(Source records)
☆ ☆ ☆ ☆ ☆
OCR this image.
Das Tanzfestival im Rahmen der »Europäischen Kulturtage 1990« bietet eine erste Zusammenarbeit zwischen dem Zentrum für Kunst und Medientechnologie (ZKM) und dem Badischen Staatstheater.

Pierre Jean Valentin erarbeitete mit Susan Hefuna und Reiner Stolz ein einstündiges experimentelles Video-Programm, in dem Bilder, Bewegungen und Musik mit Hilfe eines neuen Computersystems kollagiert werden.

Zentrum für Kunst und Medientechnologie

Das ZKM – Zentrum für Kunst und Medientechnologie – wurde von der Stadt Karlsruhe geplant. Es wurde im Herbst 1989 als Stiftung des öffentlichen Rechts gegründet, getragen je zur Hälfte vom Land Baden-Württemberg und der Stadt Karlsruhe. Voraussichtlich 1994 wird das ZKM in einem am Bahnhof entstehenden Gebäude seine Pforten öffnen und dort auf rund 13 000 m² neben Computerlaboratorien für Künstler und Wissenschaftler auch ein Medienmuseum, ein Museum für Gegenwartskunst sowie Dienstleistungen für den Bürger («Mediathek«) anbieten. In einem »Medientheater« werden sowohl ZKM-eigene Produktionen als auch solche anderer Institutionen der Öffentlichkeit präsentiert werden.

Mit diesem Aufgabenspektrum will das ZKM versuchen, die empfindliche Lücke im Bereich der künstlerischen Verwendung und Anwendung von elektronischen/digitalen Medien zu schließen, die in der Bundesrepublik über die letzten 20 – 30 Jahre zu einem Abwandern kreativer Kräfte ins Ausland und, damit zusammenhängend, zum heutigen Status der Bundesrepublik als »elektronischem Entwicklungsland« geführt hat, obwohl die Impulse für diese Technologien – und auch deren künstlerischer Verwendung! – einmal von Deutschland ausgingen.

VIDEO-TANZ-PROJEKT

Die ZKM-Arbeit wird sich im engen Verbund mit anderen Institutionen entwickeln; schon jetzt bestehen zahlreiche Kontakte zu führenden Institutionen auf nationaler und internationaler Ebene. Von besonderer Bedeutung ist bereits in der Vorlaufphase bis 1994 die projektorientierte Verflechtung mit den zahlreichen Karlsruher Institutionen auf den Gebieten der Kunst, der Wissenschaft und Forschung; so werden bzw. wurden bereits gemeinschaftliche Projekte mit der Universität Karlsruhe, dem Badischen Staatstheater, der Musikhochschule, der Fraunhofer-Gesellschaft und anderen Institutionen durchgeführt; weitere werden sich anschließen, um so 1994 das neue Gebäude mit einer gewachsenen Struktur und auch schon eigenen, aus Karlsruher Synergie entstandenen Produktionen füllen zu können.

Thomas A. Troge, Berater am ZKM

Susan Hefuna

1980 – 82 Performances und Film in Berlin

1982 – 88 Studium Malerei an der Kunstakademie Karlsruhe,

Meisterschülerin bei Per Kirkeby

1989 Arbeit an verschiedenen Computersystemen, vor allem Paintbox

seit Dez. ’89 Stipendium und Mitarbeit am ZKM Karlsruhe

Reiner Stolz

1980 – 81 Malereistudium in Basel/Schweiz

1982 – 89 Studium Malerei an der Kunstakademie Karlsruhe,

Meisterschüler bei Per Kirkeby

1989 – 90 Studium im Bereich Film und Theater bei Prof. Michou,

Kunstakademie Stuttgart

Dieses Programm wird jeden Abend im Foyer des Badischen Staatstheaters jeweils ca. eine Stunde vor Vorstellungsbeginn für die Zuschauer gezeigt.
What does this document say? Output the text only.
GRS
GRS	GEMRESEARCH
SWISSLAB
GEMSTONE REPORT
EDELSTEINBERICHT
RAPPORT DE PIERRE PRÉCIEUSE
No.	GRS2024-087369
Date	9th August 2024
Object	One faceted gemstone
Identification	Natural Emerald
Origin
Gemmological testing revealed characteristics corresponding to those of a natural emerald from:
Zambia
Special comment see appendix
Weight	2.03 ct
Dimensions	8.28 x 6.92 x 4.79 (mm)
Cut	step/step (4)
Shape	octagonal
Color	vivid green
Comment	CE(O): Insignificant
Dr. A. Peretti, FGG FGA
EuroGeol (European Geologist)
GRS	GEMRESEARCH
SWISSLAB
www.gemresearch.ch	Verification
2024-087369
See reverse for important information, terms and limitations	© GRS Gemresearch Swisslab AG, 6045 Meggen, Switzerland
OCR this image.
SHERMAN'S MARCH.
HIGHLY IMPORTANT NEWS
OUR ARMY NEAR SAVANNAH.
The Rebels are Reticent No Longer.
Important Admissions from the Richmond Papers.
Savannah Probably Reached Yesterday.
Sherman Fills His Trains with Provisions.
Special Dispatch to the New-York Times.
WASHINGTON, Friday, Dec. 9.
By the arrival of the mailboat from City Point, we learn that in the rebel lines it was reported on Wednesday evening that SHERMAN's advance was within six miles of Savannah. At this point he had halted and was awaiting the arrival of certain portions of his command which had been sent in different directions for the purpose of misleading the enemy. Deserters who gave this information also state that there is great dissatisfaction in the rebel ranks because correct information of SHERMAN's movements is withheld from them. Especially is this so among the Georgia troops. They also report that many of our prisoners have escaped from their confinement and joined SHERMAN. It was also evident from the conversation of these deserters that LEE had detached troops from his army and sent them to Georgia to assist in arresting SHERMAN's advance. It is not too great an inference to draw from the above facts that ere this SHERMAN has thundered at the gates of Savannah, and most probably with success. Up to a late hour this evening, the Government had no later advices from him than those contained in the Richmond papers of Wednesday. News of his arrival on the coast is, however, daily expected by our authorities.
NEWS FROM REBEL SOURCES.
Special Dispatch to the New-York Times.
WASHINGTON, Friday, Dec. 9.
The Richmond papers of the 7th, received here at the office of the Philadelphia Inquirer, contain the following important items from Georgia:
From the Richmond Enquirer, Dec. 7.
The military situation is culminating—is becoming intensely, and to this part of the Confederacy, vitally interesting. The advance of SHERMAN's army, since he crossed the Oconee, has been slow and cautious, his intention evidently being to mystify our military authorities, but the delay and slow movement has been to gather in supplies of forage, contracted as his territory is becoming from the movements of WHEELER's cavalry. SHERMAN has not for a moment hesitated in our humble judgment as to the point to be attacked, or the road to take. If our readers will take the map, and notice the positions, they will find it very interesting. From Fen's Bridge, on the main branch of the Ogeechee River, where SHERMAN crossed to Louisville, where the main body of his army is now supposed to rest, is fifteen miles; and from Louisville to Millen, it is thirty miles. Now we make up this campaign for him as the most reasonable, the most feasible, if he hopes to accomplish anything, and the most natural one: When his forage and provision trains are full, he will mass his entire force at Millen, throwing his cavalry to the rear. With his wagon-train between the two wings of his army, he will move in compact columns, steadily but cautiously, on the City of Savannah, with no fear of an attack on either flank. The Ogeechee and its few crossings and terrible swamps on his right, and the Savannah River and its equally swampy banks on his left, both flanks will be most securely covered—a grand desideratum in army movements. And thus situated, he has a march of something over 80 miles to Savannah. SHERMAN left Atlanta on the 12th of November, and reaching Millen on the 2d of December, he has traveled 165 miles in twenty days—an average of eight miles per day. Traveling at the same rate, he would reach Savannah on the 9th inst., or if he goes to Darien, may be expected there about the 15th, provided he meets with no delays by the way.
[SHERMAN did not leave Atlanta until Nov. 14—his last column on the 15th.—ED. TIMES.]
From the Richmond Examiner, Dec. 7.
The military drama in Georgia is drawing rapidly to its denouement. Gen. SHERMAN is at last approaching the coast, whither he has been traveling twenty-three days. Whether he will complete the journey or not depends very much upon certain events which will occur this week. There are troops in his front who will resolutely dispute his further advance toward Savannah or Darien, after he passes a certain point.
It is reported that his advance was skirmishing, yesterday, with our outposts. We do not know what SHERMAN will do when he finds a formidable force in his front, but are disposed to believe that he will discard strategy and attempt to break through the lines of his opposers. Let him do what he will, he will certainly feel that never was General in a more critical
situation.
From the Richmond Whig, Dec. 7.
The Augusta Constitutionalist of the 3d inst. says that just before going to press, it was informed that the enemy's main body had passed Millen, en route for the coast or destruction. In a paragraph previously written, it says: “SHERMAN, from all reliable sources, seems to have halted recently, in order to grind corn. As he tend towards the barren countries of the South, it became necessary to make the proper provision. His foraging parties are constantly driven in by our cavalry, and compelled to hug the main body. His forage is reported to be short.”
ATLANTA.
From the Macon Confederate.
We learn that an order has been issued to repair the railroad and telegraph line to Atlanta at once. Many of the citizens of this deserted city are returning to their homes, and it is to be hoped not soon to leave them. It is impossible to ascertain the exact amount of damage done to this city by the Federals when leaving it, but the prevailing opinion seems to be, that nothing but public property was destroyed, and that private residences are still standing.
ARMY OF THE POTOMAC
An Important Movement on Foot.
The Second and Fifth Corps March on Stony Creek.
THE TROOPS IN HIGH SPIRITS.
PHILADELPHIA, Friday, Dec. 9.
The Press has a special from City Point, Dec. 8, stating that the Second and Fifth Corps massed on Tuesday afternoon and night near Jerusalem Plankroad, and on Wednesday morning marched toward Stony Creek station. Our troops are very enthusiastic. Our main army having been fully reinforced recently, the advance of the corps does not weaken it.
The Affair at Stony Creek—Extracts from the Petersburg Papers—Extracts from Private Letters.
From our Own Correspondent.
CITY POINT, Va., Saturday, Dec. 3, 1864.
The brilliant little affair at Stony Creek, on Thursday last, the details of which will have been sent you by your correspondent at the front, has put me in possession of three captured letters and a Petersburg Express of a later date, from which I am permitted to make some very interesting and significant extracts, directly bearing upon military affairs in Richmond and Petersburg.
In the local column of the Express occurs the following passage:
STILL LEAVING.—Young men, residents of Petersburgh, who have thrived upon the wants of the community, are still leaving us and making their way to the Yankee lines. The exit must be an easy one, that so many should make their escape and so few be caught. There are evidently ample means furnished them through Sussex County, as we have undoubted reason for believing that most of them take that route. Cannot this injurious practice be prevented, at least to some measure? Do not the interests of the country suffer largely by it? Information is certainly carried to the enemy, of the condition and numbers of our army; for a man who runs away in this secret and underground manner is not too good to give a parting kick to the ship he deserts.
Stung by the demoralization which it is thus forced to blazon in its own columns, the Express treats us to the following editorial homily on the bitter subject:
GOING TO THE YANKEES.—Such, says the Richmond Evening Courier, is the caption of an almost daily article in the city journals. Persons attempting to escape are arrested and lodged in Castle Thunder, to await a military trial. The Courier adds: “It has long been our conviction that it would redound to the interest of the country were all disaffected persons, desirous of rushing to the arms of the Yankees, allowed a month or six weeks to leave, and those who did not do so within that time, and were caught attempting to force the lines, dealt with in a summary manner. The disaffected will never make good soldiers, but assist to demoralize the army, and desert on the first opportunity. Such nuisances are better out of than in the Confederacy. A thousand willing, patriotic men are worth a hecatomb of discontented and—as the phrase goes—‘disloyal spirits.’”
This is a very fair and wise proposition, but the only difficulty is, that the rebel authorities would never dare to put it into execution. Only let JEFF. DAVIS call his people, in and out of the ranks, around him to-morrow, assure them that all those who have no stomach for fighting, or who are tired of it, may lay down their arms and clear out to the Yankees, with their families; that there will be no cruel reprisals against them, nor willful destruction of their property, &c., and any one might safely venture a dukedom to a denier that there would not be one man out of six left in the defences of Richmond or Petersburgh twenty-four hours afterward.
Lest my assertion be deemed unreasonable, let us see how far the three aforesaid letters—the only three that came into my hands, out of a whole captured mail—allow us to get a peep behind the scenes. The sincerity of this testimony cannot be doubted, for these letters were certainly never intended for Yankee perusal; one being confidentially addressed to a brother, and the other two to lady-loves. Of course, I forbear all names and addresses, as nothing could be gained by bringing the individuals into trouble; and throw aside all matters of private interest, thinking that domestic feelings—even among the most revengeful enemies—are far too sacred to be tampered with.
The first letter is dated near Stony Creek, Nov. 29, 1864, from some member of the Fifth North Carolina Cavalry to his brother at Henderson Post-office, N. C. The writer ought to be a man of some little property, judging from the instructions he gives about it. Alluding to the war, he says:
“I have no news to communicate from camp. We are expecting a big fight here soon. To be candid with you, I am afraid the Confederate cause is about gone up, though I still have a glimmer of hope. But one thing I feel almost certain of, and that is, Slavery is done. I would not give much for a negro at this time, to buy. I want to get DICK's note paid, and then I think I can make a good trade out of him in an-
☆ ☆ ☆ ☆ ☆
WHAT YOU WILL DO
For each line above that contains the word "arms", copy that line.

FULL RESPONSE
GOING TO THE YANKEES.—Such, says the Richmond Evening Courier, is the caption of an almost daily article in the city journals. Persons attempting to escape are arrested and lodged in Castle Thunder, to await a military trial. The Courier adds: “It has long been our conviction that it would redound to the interest of the country were all disaffected persons, desirous of rushing to the arms of the Yankees, allowed a month or six weeks to leave, and those who did not do so within that time, and were caught attempting to force the lines, dealt with in a summary manner. The disaffected will never make good soldiers, but assist to demoralize the army, and desert on the first opportunity. Such nuisances are better out of than in the Confederacy. A thousand willing, patriotic men are worth a hecatomb of discontented and—as the phrase goes—‘disloyal spirits.’”
This is a very fair and wise proposition, but the only difficulty is, that the rebel authorities would never dare to put it into execution. Only let JEFF. DAVIS call his people, in and out of the ranks, around him to-morrow, assure them that all those who have no stomach for fighting, or who are tired of it, may lay down their arms and clear out to the Yankees, with their families; that there will be no cruel reprisals against them, nor willful destruction of their property, &c., and any one might safely venture a dukedom to a denier that there would not be one man out of six left in the defences of Richmond or Petersburgh twenty-four hours afterward.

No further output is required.